§ **The request**
Reproduce the data exactly and drop any pictures it holds.

Data entries:
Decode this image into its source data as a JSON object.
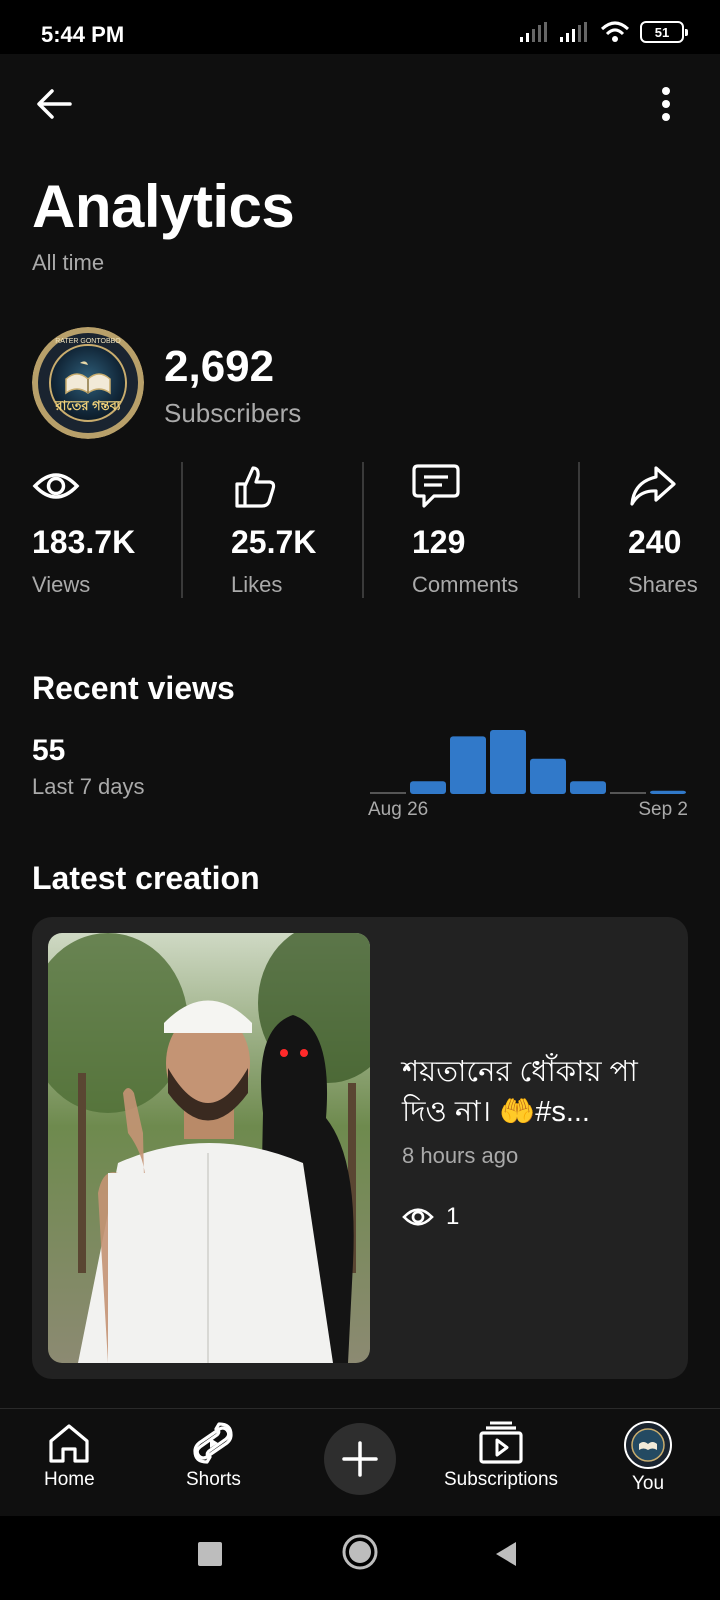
{
  "status_bar": {
    "time": "5:44 PM",
    "battery": "51",
    "icons": [
      "signal-icon",
      "signal-icon",
      "wifi-icon",
      "battery-icon"
    ]
  },
  "header": {
    "back_icon": "arrow-back-icon",
    "more_icon": "more-vert-icon",
    "title": "Analytics",
    "subtitle": "All time"
  },
  "channel": {
    "avatar_text": "রাতের গন্তব্য",
    "avatar_ring_text": "RATER GONTOBBO",
    "subscribers_value": "2,692",
    "subscribers_label": "Subscribers"
  },
  "stats": [
    {
      "icon": "eye-icon",
      "value": "183.7K",
      "label": "Views"
    },
    {
      "icon": "thumbs-up-icon",
      "value": "25.7K",
      "label": "Likes"
    },
    {
      "icon": "comment-icon",
      "value": "129",
      "label": "Comments"
    },
    {
      "icon": "share-icon",
      "value": "240",
      "label": "Shares"
    }
  ],
  "recent_views": {
    "title": "Recent views",
    "value": "55",
    "label": "Last 7 days"
  },
  "chart_data": {
    "type": "bar",
    "title": "",
    "xlabel": "",
    "ylabel": "",
    "tick_labels": [
      "Aug 26",
      "Sep 2"
    ],
    "values": [
      0,
      4,
      18,
      20,
      11,
      4,
      0,
      1
    ],
    "ylim": [
      0,
      20
    ],
    "grid": false,
    "colors": {
      "bar": "#3179c9",
      "zero": "#555555"
    }
  },
  "latest_creation": {
    "title": "Latest creation",
    "video_title": "শয়তানের ধোঁকায় পা দিও না। 🤲#s...",
    "time_ago": "8 hours ago",
    "views": "1"
  },
  "bottom_nav": {
    "items": [
      {
        "icon": "home-icon",
        "label": "Home"
      },
      {
        "icon": "shorts-icon",
        "label": "Shorts"
      },
      {
        "icon": "plus-icon",
        "label": ""
      },
      {
        "icon": "subscriptions-icon",
        "label": "Subscriptions"
      },
      {
        "icon": "avatar",
        "label": "You"
      }
    ]
  },
  "system_nav": [
    "square-icon",
    "circle-icon",
    "triangle-back-icon"
  ]
}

§ **Problem solution**
Decode this image into its source data as a JSON object.
{
  "status_bar": {
    "time": "5:44 PM",
    "battery": "51",
    "icons": [
      "signal-icon",
      "signal-icon",
      "wifi-icon",
      "battery-icon"
    ]
  },
  "header": {
    "back_icon": "arrow-back-icon",
    "more_icon": "more-vert-icon",
    "title": "Analytics",
    "subtitle": "All time"
  },
  "channel": {
    "avatar_text": "রাতের গন্তব্য",
    "avatar_ring_text": "RATER GONTOBBO",
    "subscribers_value": "2,692",
    "subscribers_label": "Subscribers"
  },
  "stats": [
    {
      "icon": "eye-icon",
      "value": "183.7K",
      "label": "Views"
    },
    {
      "icon": "thumbs-up-icon",
      "value": "25.7K",
      "label": "Likes"
    },
    {
      "icon": "comment-icon",
      "value": "129",
      "label": "Comments"
    },
    {
      "icon": "share-icon",
      "value": "240",
      "label": "Shares"
    }
  ],
  "recent_views": {
    "title": "Recent views",
    "value": "55",
    "label": "Last 7 days"
  },
  "chart_data": {
    "type": "bar",
    "title": "",
    "xlabel": "",
    "ylabel": "",
    "tick_labels": [
      "Aug 26",
      "Sep 2"
    ],
    "values": [
      0,
      4,
      18,
      20,
      11,
      4,
      0,
      1
    ],
    "ylim": [
      0,
      20
    ],
    "grid": false,
    "colors": {
      "bar": "#3179c9",
      "zero": "#555555"
    }
  },
  "latest_creation": {
    "title": "Latest creation",
    "video_title": "শয়তানের ধোঁকায় পা দিও না। 🤲#s...",
    "time_ago": "8 hours ago",
    "views": "1"
  },
  "bottom_nav": {
    "items": [
      {
        "icon": "home-icon",
        "label": "Home"
      },
      {
        "icon": "shorts-icon",
        "label": "Shorts"
      },
      {
        "icon": "plus-icon",
        "label": ""
      },
      {
        "icon": "subscriptions-icon",
        "label": "Subscriptions"
      },
      {
        "icon": "avatar",
        "label": "You"
      }
    ]
  },
  "system_nav": [
    "square-icon",
    "circle-icon",
    "triangle-back-icon"
  ]
}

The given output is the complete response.